▶ Job: How many of the lines below contain "name"? Answer with that number alone.

▶ Given data:
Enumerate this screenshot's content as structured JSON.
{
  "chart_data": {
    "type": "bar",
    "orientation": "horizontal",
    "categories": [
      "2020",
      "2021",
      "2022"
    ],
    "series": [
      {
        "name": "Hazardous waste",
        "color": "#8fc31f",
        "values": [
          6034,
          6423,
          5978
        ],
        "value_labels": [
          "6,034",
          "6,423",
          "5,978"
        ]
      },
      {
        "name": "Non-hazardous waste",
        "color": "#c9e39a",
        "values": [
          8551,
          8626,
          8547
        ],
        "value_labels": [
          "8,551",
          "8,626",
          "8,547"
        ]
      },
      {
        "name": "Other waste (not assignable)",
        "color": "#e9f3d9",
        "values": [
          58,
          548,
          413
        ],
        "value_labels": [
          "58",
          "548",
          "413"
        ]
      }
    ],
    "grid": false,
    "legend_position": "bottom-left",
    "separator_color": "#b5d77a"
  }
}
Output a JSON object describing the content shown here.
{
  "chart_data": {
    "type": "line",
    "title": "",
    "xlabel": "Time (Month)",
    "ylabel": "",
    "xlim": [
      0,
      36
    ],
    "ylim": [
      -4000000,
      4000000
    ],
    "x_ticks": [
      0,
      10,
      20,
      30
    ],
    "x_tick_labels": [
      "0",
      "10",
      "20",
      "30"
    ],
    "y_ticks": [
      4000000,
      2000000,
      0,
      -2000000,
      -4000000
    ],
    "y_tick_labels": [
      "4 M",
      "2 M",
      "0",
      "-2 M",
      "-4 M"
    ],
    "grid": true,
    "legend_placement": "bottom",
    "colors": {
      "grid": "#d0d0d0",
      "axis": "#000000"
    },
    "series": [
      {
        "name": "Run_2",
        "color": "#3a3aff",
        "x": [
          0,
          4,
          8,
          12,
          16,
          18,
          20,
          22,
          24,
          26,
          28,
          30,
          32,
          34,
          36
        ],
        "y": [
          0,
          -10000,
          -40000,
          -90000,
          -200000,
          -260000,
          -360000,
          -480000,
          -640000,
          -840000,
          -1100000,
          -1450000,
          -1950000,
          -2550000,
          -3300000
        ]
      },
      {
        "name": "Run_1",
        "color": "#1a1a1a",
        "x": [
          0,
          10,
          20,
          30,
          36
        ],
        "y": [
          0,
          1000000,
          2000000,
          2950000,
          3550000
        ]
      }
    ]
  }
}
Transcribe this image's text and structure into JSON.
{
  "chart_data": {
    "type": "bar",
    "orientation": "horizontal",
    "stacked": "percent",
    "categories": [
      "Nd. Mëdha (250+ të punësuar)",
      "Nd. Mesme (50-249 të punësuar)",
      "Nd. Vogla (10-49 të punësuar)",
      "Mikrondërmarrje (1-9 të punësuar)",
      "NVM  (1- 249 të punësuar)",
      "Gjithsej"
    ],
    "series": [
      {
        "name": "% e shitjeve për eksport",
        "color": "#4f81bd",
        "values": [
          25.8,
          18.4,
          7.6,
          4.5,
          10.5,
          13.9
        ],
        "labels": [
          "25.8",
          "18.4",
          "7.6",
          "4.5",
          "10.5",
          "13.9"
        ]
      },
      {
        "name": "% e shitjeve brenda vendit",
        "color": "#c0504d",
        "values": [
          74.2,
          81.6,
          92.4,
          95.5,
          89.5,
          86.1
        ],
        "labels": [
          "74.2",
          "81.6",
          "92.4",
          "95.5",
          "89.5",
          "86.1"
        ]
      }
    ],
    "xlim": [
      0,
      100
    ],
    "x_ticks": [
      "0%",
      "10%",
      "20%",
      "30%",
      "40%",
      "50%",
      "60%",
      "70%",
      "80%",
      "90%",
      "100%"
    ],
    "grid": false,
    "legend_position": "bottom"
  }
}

▶ Right answer: 7